Instruction A:
In the pickled Brussels sprouts recipe below, how much white vinegar is called for?
Instruction B:
Decide whether each statement agrees with the pickled Brussels sprouts recipe below. Answer yes or no, and quote the exact words from the recipe that decide each one: (i) The pickles are given the nickname "Frog Balls." (ii) The brine uses 3 cups of water. (iii) The recipe adds sugar to soften the acidity.
Instruction C:
Transcribe a passage of the pickled Brussels sprouts recipe below. Begin at the words "WHY YOU WILL" and stop after "flavors the sprouts.".

Selected extract:
╔══

There’s something undeniably fun about opening a jar of homemade pickles — especially when they’re affectionately nicknamed “Frog Balls.” These pickled Brussels sprouts are bold, crunchy, tangy, and just the right amount of spicy. They’re the kind of snack that surprises people in the best way possible. One bite delivers a satisfying snap followed by garlicky warmth, dill-kissed brightness, and a gentle heat that lingers just enough to keep you reaching for another.
Whether you’re building a charcuterie board, stacking a burger sky-high, or simply craving a punchy, low-calorie snack straight from the jar, these pickled Brussels sprouts absolutely deliver. They transform an everyday vegetable into something crave-worthy and conversation-starting. If you love classic pickles but want something a little unexpected, this recipe is about to become a staple in your refrigerator.
WHY YOU WILL LOVE THIS RECIPE
- Incredibly crunchy texture with a satisfying snap
- Bold, tangy flavor with balanced spice
- Perfect for snacking, boards, and sandwiches
- Simple ingredients and easy steps
- Great make-ahead refrigerator pickle
- Naturally low in calories and fat
- A fun and unique way to enjoy Brussels sprouts
INGREDIENTS (WITH EXACT AMOUNTS)
• 2 lbs Brussels sprouts – The star of the recipe, providing hearty crunch and structure.
• 2 1/2 cups white vinegar – Brings sharp acidity that preserves and flavors the sprouts.
• 2 cups water – Dilutes the vinegar slightly for balanced tanginess.
• 2 tbsp pickling salt – Enhances flavor and helps properly brine the vegetables.
• 1 tbsp sugar – Adds subtle sweetness to round out the acidity.
• 4 garlic cloves, peeled – Infuses the brine with deep, savory warmth.
• 1 tsp dill seeds – Provides classic pickle aroma and herbal brightness.
• 1 tsp red pepper flakes – Adds gentle heat and bold character.

STEP-BY-STEP INSTRUCTIONS (DETAILED)
1️⃣ Trim Brussels sprouts and remove any loose outer leaves.

╚══

Data block:
╔══

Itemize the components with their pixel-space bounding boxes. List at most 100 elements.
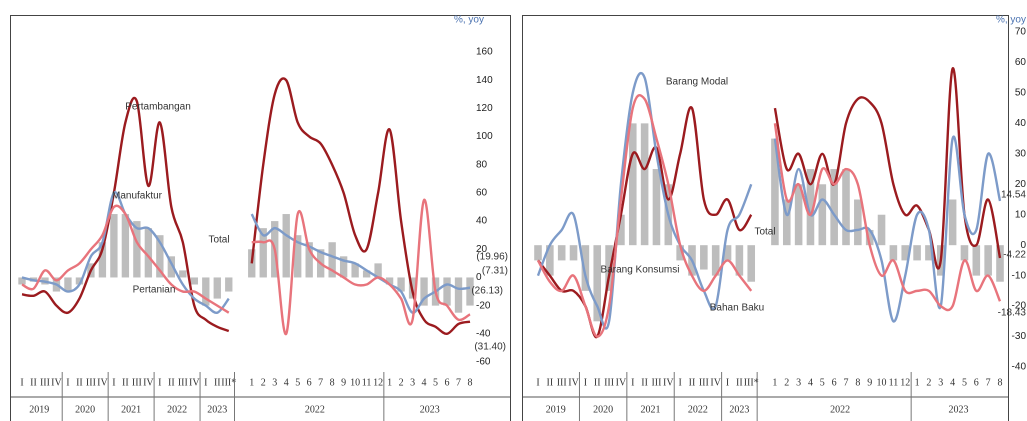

╚══

Complete response A:
2 1/2 cups

Complete response B:
(i) Yes: "affectionately nicknamed “Frog Balls.”"
(ii) No: "2 cups water"
(iii) Yes: "1 tbsp sugar – Adds subtle sweetness to round out the acidity."

Complete response C:
WHY YOU WILL LOVE THIS RECIPE
- Incredibly crunchy texture with a satisfying snap
- Bold, tangy flavor with balanced spice
- Perfect for snacking, boards, and sandwiches
- Simple ingredients and easy steps
- Great make-ahead refrigerator pickle
- Naturally low in calories and fat
- A fun and unique way to enjoy Brussels sprouts
INGREDIENTS (WITH EXACT AMOUNTS)
• 2 lbs Brussels sprouts – The star of the recipe, providing hearty crunch and structure.
• 2 1/2 cups white vinegar – Brings sharp acidity that preserves and flavors the sprouts.